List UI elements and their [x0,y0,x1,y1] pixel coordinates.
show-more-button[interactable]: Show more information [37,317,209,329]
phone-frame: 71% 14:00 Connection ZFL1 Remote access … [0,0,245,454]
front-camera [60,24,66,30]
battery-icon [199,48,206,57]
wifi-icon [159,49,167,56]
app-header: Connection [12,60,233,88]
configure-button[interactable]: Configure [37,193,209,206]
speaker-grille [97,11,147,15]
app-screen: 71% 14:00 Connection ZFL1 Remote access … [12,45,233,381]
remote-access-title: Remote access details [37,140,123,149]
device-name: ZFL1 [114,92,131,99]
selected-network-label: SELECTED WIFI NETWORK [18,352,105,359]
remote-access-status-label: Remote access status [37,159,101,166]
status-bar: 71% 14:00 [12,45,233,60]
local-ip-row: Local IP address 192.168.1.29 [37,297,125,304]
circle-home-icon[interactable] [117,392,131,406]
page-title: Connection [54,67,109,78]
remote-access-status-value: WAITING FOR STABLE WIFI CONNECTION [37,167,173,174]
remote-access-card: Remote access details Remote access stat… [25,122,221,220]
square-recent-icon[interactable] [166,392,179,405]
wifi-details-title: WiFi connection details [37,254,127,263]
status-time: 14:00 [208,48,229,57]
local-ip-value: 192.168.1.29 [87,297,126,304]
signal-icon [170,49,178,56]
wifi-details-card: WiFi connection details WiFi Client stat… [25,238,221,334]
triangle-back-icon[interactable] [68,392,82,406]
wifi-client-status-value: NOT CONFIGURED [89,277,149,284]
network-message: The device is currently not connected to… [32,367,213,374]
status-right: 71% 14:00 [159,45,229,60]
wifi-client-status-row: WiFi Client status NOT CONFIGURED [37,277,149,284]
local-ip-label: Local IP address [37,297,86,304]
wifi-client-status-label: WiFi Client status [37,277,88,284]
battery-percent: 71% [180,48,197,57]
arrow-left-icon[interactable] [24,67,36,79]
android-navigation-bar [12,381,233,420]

########

과제 목표 -
위 자료의 모든 줄을 글자 하나 바꾸지 않고 그대로 옮겨 적어 줄 수 있나요?

문제 풀이 -
List UI elements and their [x0,y0,x1,y1] pixel coordinates.
show-more-button[interactable]: Show more information [37,317,209,329]
phone-frame: 71% 14:00 Connection ZFL1 Remote access … [0,0,245,454]
front-camera [60,24,66,30]
battery-icon [199,48,206,57]
wifi-icon [159,49,167,56]
app-header: Connection [12,60,233,88]
configure-button[interactable]: Configure [37,193,209,206]
speaker-grille [97,11,147,15]
app-screen: 71% 14:00 Connection ZFL1 Remote access … [12,45,233,381]
remote-access-title: Remote access details [37,140,123,149]
device-name: ZFL1 [114,92,131,99]
selected-network-label: SELECTED WIFI NETWORK [18,352,105,359]
remote-access-status-label: Remote access status [37,159,101,166]
status-bar: 71% 14:00 [12,45,233,60]
local-ip-row: Local IP address 192.168.1.29 [37,297,125,304]
circle-home-icon[interactable] [117,392,131,406]
page-title: Connection [54,67,109,78]
remote-access-status-value: WAITING FOR STABLE WIFI CONNECTION [37,167,173,174]
remote-access-card: Remote access details Remote access stat… [25,122,221,220]
square-recent-icon[interactable] [166,392,179,405]
wifi-details-title: WiFi connection details [37,254,127,263]
status-time: 14:00 [208,48,229,57]
local-ip-value: 192.168.1.29 [87,297,126,304]
signal-icon [170,49,178,56]
wifi-details-card: WiFi connection details WiFi Client stat… [25,238,221,334]
triangle-back-icon[interactable] [68,392,82,406]
wifi-client-status-value: NOT CONFIGURED [89,277,149,284]
network-message: The device is currently not connected to… [32,367,213,374]
status-right: 71% 14:00 [159,45,229,60]
wifi-client-status-row: WiFi Client status NOT CONFIGURED [37,277,149,284]
local-ip-label: Local IP address [37,297,86,304]
wifi-client-status-label: WiFi Client status [37,277,88,284]
battery-percent: 71% [180,48,197,57]
arrow-left-icon[interactable] [24,67,36,79]
android-navigation-bar [12,381,233,420]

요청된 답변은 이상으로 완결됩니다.